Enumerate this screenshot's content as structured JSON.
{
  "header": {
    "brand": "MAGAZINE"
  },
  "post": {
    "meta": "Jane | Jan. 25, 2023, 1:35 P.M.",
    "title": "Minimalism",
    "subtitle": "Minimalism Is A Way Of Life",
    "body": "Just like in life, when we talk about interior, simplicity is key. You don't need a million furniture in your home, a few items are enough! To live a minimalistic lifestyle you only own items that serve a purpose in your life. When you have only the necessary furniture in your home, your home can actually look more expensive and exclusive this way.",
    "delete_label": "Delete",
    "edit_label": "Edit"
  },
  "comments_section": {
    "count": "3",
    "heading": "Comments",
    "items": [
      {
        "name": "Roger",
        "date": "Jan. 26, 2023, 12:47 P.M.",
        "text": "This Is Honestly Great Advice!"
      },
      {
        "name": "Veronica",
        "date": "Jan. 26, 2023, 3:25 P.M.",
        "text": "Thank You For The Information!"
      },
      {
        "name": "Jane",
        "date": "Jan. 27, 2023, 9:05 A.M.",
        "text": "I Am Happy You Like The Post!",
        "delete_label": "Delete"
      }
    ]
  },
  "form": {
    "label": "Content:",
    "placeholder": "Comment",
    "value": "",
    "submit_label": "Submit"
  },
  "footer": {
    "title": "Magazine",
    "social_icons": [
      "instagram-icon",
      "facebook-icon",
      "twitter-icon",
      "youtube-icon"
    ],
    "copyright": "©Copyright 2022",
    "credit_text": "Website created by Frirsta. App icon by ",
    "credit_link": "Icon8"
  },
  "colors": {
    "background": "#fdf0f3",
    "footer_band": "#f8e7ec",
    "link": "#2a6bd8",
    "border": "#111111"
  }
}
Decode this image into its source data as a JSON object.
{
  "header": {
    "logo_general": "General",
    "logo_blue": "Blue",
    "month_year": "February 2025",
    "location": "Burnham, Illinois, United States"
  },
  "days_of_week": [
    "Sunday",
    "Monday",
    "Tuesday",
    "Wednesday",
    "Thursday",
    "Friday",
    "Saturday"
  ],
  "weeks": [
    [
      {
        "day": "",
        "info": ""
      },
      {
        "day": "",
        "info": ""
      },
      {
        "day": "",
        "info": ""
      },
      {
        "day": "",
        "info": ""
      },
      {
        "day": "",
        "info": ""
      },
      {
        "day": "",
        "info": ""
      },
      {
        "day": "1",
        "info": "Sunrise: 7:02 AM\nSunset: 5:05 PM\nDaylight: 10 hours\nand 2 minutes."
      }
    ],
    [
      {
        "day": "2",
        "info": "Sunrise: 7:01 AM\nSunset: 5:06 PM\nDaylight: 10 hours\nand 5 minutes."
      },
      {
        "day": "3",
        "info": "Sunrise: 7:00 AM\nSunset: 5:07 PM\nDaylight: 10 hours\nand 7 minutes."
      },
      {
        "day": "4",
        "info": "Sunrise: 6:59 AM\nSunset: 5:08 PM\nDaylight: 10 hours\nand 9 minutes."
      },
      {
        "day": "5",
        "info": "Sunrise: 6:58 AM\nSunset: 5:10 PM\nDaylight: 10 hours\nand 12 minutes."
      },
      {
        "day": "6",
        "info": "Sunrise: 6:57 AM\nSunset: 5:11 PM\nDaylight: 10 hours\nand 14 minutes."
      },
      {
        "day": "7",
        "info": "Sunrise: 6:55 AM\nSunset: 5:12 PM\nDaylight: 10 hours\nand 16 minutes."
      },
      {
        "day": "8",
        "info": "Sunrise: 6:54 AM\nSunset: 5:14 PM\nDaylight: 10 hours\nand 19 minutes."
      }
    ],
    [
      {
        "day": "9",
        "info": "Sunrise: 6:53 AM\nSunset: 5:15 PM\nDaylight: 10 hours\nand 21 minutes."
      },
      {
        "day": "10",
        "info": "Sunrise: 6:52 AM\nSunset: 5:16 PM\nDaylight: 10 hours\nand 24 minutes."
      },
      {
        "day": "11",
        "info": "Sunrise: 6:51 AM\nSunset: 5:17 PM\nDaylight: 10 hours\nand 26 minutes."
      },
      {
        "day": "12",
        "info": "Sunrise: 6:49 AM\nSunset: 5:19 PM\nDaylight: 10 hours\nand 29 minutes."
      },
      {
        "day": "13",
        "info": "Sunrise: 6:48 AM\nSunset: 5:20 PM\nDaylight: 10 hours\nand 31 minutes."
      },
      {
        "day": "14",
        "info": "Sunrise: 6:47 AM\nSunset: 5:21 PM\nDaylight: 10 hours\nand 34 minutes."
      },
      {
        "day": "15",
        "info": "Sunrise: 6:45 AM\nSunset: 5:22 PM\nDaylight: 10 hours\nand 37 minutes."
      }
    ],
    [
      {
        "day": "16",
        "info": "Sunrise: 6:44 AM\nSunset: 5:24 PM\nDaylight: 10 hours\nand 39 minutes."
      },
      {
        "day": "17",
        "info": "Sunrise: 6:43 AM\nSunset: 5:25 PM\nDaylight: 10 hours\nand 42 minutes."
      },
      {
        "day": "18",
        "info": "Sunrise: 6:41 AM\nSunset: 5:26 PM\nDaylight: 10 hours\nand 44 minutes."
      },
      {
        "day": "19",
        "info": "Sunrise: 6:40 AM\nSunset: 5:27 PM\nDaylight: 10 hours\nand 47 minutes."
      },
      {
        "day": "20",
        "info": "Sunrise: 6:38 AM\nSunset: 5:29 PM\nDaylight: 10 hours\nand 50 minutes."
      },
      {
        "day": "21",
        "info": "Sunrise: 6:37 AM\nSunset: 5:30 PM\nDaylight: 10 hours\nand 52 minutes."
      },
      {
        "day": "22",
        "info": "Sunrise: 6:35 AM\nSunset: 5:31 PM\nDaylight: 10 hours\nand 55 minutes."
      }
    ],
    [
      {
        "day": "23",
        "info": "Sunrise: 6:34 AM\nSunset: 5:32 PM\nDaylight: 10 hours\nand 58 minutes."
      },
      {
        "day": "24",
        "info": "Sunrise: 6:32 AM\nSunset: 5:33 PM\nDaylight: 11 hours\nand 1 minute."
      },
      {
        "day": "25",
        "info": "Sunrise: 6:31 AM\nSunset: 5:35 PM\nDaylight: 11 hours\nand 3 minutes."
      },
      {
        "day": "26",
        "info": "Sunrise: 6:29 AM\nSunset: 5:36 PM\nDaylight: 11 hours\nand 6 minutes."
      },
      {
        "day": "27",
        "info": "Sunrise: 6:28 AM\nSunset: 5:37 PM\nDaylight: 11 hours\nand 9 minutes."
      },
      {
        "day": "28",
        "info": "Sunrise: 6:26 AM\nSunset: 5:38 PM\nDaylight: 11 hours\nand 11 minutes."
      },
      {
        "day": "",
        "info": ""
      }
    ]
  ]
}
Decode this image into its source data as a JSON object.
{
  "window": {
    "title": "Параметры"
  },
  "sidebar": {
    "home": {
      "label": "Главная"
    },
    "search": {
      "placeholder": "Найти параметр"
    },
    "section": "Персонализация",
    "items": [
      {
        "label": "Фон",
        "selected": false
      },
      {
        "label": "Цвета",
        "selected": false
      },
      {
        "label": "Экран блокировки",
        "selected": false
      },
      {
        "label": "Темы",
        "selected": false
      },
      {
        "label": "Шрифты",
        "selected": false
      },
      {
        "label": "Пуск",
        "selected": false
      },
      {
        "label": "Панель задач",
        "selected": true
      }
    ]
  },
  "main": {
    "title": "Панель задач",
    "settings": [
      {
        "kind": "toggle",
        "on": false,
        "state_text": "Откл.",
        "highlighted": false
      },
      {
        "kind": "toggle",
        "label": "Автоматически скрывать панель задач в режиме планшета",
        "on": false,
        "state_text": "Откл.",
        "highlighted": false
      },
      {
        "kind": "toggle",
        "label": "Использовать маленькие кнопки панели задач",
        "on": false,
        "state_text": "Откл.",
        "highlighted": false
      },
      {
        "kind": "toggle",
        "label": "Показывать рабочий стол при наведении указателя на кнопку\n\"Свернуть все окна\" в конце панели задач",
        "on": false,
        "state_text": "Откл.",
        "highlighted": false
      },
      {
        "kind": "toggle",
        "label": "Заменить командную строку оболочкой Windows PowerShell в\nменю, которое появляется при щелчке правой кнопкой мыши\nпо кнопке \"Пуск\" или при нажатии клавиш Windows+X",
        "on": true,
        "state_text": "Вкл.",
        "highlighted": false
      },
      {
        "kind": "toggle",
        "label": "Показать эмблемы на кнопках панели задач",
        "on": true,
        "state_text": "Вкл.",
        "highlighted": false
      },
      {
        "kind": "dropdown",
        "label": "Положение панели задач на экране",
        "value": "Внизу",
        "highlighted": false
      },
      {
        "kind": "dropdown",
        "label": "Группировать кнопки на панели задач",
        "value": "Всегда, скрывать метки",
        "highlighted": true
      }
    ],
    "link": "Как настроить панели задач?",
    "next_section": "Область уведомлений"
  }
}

□ □ □ □ □

# Task to carry out
Pick out the lines containing the string "Minimalism".

# Output for this exercise
    "title": "Minimalism",
    "subtitle": "Minimalism Is A Way Of Life",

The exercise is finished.